TASK DESCRIPTION >> Write out each of the following lines as an item in a numbered list, leaving out any blank lines.

-- start of TASK INPUT --

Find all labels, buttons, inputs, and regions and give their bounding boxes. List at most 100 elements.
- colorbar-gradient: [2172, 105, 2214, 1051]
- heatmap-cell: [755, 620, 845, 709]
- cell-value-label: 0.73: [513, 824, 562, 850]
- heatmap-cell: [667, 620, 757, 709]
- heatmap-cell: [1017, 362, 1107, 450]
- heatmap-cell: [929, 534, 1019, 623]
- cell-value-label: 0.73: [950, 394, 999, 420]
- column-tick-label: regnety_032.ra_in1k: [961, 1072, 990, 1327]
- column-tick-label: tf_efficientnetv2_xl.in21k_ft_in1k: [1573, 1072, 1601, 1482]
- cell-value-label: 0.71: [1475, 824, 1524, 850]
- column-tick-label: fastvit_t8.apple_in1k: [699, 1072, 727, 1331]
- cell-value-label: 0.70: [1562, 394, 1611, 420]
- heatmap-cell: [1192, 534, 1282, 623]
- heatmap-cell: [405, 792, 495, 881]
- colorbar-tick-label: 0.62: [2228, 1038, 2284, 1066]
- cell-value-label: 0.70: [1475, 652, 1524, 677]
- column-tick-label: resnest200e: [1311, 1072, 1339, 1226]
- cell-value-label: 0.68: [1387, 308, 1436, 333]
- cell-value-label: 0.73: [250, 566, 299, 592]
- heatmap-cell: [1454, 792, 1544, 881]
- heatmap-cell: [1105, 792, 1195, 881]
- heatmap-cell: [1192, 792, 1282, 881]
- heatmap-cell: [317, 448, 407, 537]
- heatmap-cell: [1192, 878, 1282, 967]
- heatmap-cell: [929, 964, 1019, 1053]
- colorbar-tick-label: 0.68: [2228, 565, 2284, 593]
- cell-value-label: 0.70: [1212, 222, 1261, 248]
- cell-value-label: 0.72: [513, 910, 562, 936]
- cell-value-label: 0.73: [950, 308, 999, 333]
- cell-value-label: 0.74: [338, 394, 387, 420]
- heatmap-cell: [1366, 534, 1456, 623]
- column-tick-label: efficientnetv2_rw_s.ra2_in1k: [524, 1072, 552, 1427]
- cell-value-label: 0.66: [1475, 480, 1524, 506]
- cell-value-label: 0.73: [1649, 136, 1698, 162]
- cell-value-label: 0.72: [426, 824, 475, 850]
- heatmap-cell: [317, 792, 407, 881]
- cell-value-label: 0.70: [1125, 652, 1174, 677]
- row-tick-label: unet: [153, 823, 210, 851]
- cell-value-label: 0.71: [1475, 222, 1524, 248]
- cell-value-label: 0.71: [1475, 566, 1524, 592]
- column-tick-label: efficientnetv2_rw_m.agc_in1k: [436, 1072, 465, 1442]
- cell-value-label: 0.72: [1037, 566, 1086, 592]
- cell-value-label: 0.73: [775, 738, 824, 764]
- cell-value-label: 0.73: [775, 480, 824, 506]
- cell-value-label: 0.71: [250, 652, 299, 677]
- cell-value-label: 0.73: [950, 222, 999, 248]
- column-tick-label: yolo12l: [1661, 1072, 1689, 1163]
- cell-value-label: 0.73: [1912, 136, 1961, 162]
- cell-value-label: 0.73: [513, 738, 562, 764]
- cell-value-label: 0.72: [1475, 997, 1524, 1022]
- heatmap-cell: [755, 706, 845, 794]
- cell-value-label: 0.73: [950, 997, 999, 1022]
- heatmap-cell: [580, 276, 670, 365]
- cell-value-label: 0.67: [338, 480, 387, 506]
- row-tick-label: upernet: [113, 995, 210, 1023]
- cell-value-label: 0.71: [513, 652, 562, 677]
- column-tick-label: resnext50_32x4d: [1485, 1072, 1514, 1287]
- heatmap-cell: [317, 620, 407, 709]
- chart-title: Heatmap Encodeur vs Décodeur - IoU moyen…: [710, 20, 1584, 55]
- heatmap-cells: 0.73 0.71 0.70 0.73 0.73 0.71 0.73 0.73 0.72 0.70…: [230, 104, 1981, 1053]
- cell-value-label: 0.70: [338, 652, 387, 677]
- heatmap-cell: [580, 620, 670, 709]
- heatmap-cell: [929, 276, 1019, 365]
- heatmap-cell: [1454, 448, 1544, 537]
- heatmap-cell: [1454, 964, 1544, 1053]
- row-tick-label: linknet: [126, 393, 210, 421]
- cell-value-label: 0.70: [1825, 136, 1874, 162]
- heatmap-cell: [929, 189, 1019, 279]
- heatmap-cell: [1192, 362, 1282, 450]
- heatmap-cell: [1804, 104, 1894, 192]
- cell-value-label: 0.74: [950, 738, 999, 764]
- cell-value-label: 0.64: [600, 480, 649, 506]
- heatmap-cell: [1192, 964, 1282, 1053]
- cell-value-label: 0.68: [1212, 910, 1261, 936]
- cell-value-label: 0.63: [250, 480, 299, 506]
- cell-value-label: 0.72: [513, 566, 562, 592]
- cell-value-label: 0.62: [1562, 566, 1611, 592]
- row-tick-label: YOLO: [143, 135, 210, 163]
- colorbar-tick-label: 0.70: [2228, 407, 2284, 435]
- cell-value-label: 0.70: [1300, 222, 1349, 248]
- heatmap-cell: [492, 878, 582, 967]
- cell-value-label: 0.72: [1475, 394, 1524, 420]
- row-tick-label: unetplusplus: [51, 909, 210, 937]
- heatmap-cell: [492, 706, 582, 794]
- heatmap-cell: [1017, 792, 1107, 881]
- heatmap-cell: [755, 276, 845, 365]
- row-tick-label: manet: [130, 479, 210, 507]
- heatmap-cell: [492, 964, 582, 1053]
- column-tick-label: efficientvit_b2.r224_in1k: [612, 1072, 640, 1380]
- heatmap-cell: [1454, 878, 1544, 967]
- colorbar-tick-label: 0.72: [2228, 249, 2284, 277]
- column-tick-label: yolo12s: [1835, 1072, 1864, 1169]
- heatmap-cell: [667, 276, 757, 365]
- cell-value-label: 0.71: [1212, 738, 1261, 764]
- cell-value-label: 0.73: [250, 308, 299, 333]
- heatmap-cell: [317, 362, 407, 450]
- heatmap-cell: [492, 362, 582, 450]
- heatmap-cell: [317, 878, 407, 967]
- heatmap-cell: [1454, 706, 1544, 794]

-- end of TASK INPUT --

SOLUTION TO THIS EXERCISE >>
1. Find all labels, buttons, inputs, and regions and give their bounding boxes. List at most 100 elements.
2. - colorbar-gradient: [2172, 105, 2214, 1051]
3. - heatmap-cell: [755, 620, 845, 709]
4. - cell-value-label: 0.73: [513, 824, 562, 850]
5. - heatmap-cell: [667, 620, 757, 709]
6. - heatmap-cell: [1017, 362, 1107, 450]
7. - heatmap-cell: [929, 534, 1019, 623]
8. - cell-value-label: 0.73: [950, 394, 999, 420]
9. - column-tick-label: regnety_032.ra_in1k: [961, 1072, 990, 1327]
10. - column-tick-label: tf_efficientnetv2_xl.in21k_ft_in1k: [1573, 1072, 1601, 1482]
11. - cell-value-label: 0.71: [1475, 824, 1524, 850]
12. - column-tick-label: fastvit_t8.apple_in1k: [699, 1072, 727, 1331]
13. - cell-value-label: 0.70: [1562, 394, 1611, 420]
14. - heatmap-cell: [1192, 534, 1282, 623]
15. - heatmap-cell: [405, 792, 495, 881]
16. - colorbar-tick-label: 0.62: [2228, 1038, 2284, 1066]
17. - cell-value-label: 0.70: [1475, 652, 1524, 677]
18. - column-tick-label: resnest200e: [1311, 1072, 1339, 1226]
19. - cell-value-label: 0.68: [1387, 308, 1436, 333]
20. - cell-value-label: 0.73: [250, 566, 299, 592]
21. - heatmap-cell: [1454, 792, 1544, 881]
22. - heatmap-cell: [1105, 792, 1195, 881]
23. - heatmap-cell: [1192, 792, 1282, 881]
24. - heatmap-cell: [317, 448, 407, 537]
25. - heatmap-cell: [1192, 878, 1282, 967]
26. - heatmap-cell: [929, 964, 1019, 1053]
27. - colorbar-tick-label: 0.68: [2228, 565, 2284, 593]
28. - cell-value-label: 0.70: [1212, 222, 1261, 248]
29. - cell-value-label: 0.72: [513, 910, 562, 936]
30. - cell-value-label: 0.73: [950, 308, 999, 333]
31. - cell-value-label: 0.74: [338, 394, 387, 420]
32. - heatmap-cell: [1366, 534, 1456, 623]
33. - column-tick-label: efficientnetv2_rw_s.ra2_in1k: [524, 1072, 552, 1427]
34. - cell-value-label: 0.66: [1475, 480, 1524, 506]
35. - cell-value-label: 0.73: [1649, 136, 1698, 162]
36. - cell-value-label: 0.72: [426, 824, 475, 850]
37. - heatmap-cell: [317, 792, 407, 881]
38. - cell-value-label: 0.70: [1125, 652, 1174, 677]
39. - row-tick-label: unet: [153, 823, 210, 851]
40. - cell-value-label: 0.71: [1475, 222, 1524, 248]
41. - cell-value-label: 0.71: [1475, 566, 1524, 592]
42. - column-tick-label: efficientnetv2_rw_m.agc_in1k: [436, 1072, 465, 1442]
43. - cell-value-label: 0.72: [1037, 566, 1086, 592]
44. - cell-value-label: 0.73: [775, 738, 824, 764]
45. - cell-value-label: 0.73: [775, 480, 824, 506]
46. - cell-value-label: 0.71: [250, 652, 299, 677]
47. - cell-value-label: 0.73: [950, 222, 999, 248]
48. - column-tick-label: yolo12l: [1661, 1072, 1689, 1163]
49. - cell-value-label: 0.73: [1912, 136, 1961, 162]
50. - cell-value-label: 0.73: [513, 738, 562, 764]
51. - cell-value-label: 0.72: [1475, 997, 1524, 1022]
52. - heatmap-cell: [755, 706, 845, 794]
53. - cell-value-label: 0.73: [950, 997, 999, 1022]
54. - heatmap-cell: [580, 276, 670, 365]
55. - cell-value-label: 0.67: [338, 480, 387, 506]
56. - row-tick-label: upernet: [113, 995, 210, 1023]
57. - cell-value-label: 0.71: [513, 652, 562, 677]
58. - column-tick-label: resnext50_32x4d: [1485, 1072, 1514, 1287]
59. - heatmap-cell: [317, 620, 407, 709]
60. - chart-title: Heatmap Encodeur vs Décodeur - IoU moyen…: [710, 20, 1584, 55]
61. - heatmap-cells: 0.73 0.71 0.70 0.73 0.73 0.71 0.73 0.73 0.72 0.70…: [230, 104, 1981, 1053]
62. - cell-value-label: 0.70: [338, 652, 387, 677]
63. - heatmap-cell: [580, 620, 670, 709]
64. - heatmap-cell: [929, 276, 1019, 365]
65. - heatmap-cell: [1454, 448, 1544, 537]
66. - heatmap-cell: [1454, 964, 1544, 1053]
67. - row-tick-label: linknet: [126, 393, 210, 421]
68. - cell-value-label: 0.70: [1825, 136, 1874, 162]
69. - heatmap-cell: [929, 189, 1019, 279]
70. - heatmap-cell: [1192, 362, 1282, 450]
71. - heatmap-cell: [1804, 104, 1894, 192]
72. - cell-value-label: 0.74: [950, 738, 999, 764]
73. - cell-value-label: 0.64: [600, 480, 649, 506]
74. - heatmap-cell: [1192, 964, 1282, 1053]
75. - cell-value-label: 0.68: [1212, 910, 1261, 936]
76. - cell-value-label: 0.63: [250, 480, 299, 506]
77. - cell-value-label: 0.72: [513, 566, 562, 592]
78. - cell-value-label: 0.62: [1562, 566, 1611, 592]
79. - row-tick-label: YOLO: [143, 135, 210, 163]
80. - colorbar-tick-label: 0.70: [2228, 407, 2284, 435]
81. - cell-value-label: 0.70: [1300, 222, 1349, 248]
82. - heatmap-cell: [492, 878, 582, 967]
83. - cell-value-label: 0.72: [1475, 394, 1524, 420]
84. - row-tick-label: unetplusplus: [51, 909, 210, 937]
85. - heatmap-cell: [492, 706, 582, 794]
86. - heatmap-cell: [1017, 792, 1107, 881]
87. - heatmap-cell: [755, 276, 845, 365]
88. - row-tick-label: manet: [130, 479, 210, 507]
89. - heatmap-cell: [492, 964, 582, 1053]
90. - column-tick-label: efficientvit_b2.r224_in1k: [612, 1072, 640, 1380]
91. - heatmap-cell: [1454, 878, 1544, 967]
92. - colorbar-tick-label: 0.72: [2228, 249, 2284, 277]
93. - column-tick-label: yolo12s: [1835, 1072, 1864, 1169]
94. - heatmap-cell: [667, 276, 757, 365]
95. - cell-value-label: 0.71: [1212, 738, 1261, 764]
96. - cell-value-label: 0.73: [250, 308, 299, 333]
97. - heatmap-cell: [317, 362, 407, 450]
98. - heatmap-cell: [492, 362, 582, 450]
99. - heatmap-cell: [317, 878, 407, 967]
100. - heatmap-cell: [1454, 706, 1544, 794]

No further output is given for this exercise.